#### [Your objective]
Could you write out every record below exactly, leaving out any pictures?
── Given records
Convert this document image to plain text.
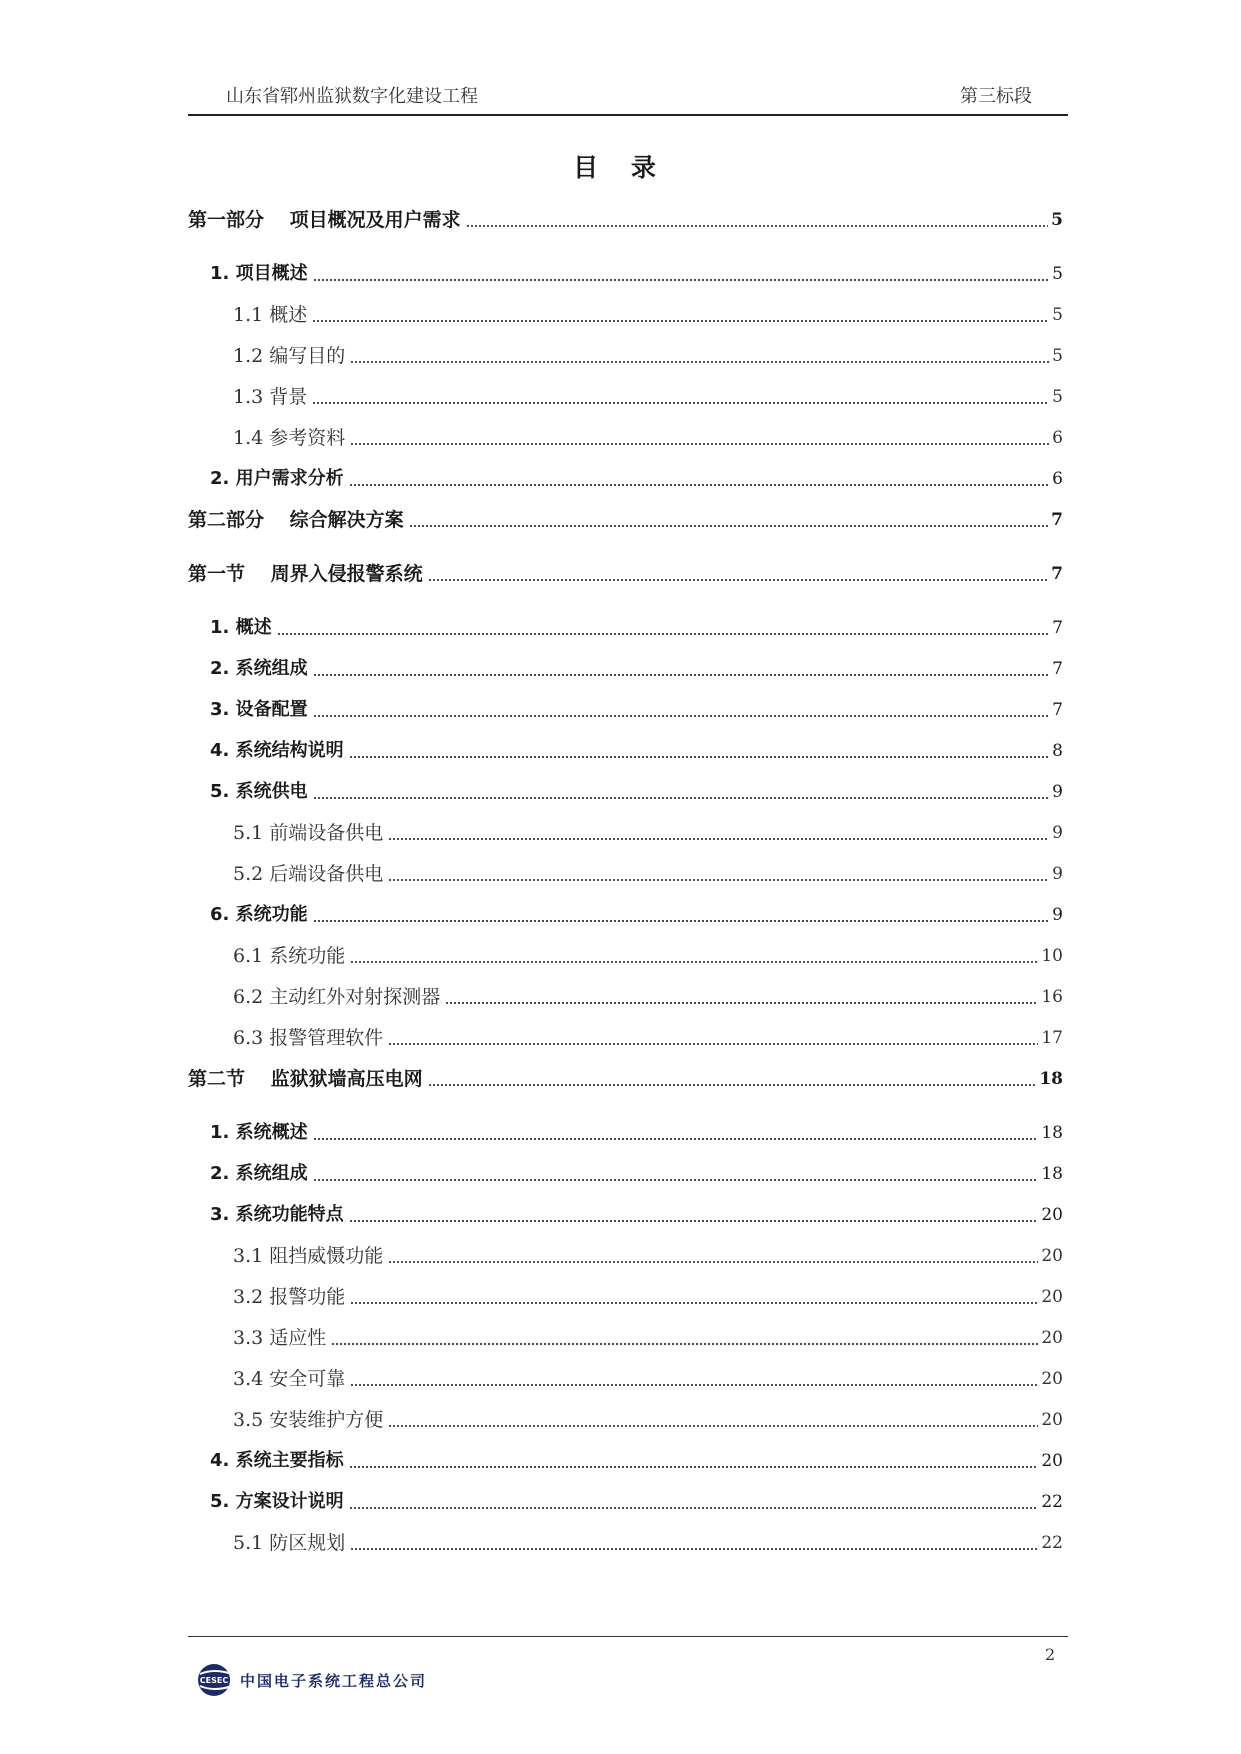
山东省郓州监狱数字化建设工程	第三标段
目 录
第一部分　 项目概况及用户需求	5
1. 项目概述	5
1.1 概述	5
1.2 编写目的	5
1.3 背景	5
1.4 参考资料	6
2. 用户需求分析	6
第二部分　 综合解决方案	7
第一节　 周界入侵报警系统	7
1. 概述	7
2. 系统组成	7
3. 设备配置	7
4. 系统结构说明	8
5. 系统供电	9
5.1 前端设备供电	9
5.2 后端设备供电	9
6. 系统功能	9
6.1 系统功能	10
6.2 主动红外对射探测器	16
6.3 报警管理软件	17
第二节　 监狱狱墙高压电网	18
1. 系统概述	18
2. 系统组成	18
3. 系统功能特点	20
3.1 阻挡威慑功能	20
3.2 报警功能	20
3.3 适应性	20
3.4 安全可靠	20
3.5 安装维护方便	20
4. 系统主要指标	20
5. 方案设计说明	22
5.1 防区规划	22
2
CESEC 中国电子系统工程总公司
────
#### [Answer to this exercise]
Convert this document image to plain text.
山东省郓州监狱数字化建设工程	第三标段
目 录
第一部分　 项目概况及用户需求	5
1. 项目概述	5
1.1 概述	5
1.2 编写目的	5
1.3 背景	5
1.4 参考资料	6
2. 用户需求分析	6
第二部分　 综合解决方案	7
第一节　 周界入侵报警系统	7
1. 概述	7
2. 系统组成	7
3. 设备配置	7
4. 系统结构说明	8
5. 系统供电	9
5.1 前端设备供电	9
5.2 后端设备供电	9
6. 系统功能	9
6.1 系统功能	10
6.2 主动红外对射探测器	16
6.3 报警管理软件	17
第二节　 监狱狱墙高压电网	18
1. 系统概述	18
2. 系统组成	18
3. 系统功能特点	20
3.1 阻挡威慑功能	20
3.2 报警功能	20
3.3 适应性	20
3.4 安全可靠	20
3.5 安装维护方便	20
4. 系统主要指标	20
5. 方案设计说明	22
5.1 防区规划	22
2
CESEC 中国电子系统工程总公司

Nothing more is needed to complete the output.